The listing below is to be output in its exact form.
-- Start Task data --
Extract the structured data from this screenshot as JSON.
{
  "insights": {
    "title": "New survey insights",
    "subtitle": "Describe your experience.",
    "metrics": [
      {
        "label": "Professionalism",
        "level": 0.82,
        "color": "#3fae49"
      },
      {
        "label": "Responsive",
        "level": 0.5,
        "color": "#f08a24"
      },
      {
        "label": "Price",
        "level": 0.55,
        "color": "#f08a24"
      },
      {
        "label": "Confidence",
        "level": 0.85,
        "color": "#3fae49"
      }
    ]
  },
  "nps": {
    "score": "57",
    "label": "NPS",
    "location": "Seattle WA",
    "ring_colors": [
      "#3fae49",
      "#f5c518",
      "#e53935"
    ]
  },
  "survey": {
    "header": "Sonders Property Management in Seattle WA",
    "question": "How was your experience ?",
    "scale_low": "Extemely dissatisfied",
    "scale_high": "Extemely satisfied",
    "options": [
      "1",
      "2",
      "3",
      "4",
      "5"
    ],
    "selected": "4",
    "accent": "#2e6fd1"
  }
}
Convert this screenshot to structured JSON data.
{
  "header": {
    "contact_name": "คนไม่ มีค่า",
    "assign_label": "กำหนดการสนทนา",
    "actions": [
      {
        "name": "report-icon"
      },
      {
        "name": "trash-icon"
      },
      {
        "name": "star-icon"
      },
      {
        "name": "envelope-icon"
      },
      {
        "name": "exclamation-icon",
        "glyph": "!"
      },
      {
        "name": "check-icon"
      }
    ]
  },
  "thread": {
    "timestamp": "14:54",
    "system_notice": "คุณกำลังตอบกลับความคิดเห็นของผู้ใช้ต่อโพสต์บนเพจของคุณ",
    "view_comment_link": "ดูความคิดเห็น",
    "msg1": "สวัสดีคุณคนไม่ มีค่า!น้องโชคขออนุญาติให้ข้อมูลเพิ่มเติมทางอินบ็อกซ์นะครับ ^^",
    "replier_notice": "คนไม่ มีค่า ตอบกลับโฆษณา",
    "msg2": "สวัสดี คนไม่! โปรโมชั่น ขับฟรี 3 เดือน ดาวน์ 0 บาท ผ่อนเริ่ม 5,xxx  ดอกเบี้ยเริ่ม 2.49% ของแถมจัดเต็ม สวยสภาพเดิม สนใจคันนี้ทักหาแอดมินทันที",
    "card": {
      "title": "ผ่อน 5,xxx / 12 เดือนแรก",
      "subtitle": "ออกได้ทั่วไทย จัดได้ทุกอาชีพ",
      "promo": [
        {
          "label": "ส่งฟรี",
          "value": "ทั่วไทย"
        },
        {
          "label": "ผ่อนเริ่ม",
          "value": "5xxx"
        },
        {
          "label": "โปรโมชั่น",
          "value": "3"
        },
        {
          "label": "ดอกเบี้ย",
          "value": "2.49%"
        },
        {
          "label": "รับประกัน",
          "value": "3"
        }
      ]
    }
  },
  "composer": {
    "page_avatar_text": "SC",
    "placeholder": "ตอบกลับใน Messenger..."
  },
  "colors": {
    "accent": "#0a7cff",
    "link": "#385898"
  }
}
-- End Task data --
## Answer in full
Extract the structured data from this screenshot as JSON.
{
  "insights": {
    "title": "New survey insights",
    "subtitle": "Describe your experience.",
    "metrics": [
      {
        "label": "Professionalism",
        "level": 0.82,
        "color": "#3fae49"
      },
      {
        "label": "Responsive",
        "level": 0.5,
        "color": "#f08a24"
      },
      {
        "label": "Price",
        "level": 0.55,
        "color": "#f08a24"
      },
      {
        "label": "Confidence",
        "level": 0.85,
        "color": "#3fae49"
      }
    ]
  },
  "nps": {
    "score": "57",
    "label": "NPS",
    "location": "Seattle WA",
    "ring_colors": [
      "#3fae49",
      "#f5c518",
      "#e53935"
    ]
  },
  "survey": {
    "header": "Sonders Property Management in Seattle WA",
    "question": "How was your experience ?",
    "scale_low": "Extemely dissatisfied",
    "scale_high": "Extemely satisfied",
    "options": [
      "1",
      "2",
      "3",
      "4",
      "5"
    ],
    "selected": "4",
    "accent": "#2e6fd1"
  }
}
Convert this screenshot to structured JSON data.
{
  "header": {
    "contact_name": "คนไม่ มีค่า",
    "assign_label": "กำหนดการสนทนา",
    "actions": [
      {
        "name": "report-icon"
      },
      {
        "name": "trash-icon"
      },
      {
        "name": "star-icon"
      },
      {
        "name": "envelope-icon"
      },
      {
        "name": "exclamation-icon",
        "glyph": "!"
      },
      {
        "name": "check-icon"
      }
    ]
  },
  "thread": {
    "timestamp": "14:54",
    "system_notice": "คุณกำลังตอบกลับความคิดเห็นของผู้ใช้ต่อโพสต์บนเพจของคุณ",
    "view_comment_link": "ดูความคิดเห็น",
    "msg1": "สวัสดีคุณคนไม่ มีค่า!น้องโชคขออนุญาติให้ข้อมูลเพิ่มเติมทางอินบ็อกซ์นะครับ ^^",
    "replier_notice": "คนไม่ มีค่า ตอบกลับโฆษณา",
    "msg2": "สวัสดี คนไม่! โปรโมชั่น ขับฟรี 3 เดือน ดาวน์ 0 บาท ผ่อนเริ่ม 5,xxx  ดอกเบี้ยเริ่ม 2.49% ของแถมจัดเต็ม สวยสภาพเดิม สนใจคันนี้ทักหาแอดมินทันที",
    "card": {
      "title": "ผ่อน 5,xxx / 12 เดือนแรก",
      "subtitle": "ออกได้ทั่วไทย จัดได้ทุกอาชีพ",
      "promo": [
        {
          "label": "ส่งฟรี",
          "value": "ทั่วไทย"
        },
        {
          "label": "ผ่อนเริ่ม",
          "value": "5xxx"
        },
        {
          "label": "โปรโมชั่น",
          "value": "3"
        },
        {
          "label": "ดอกเบี้ย",
          "value": "2.49%"
        },
        {
          "label": "รับประกัน",
          "value": "3"
        }
      ]
    }
  },
  "composer": {
    "page_avatar_text": "SC",
    "placeholder": "ตอบกลับใน Messenger..."
  },
  "colors": {
    "accent": "#0a7cff",
    "link": "#385898"
  }
}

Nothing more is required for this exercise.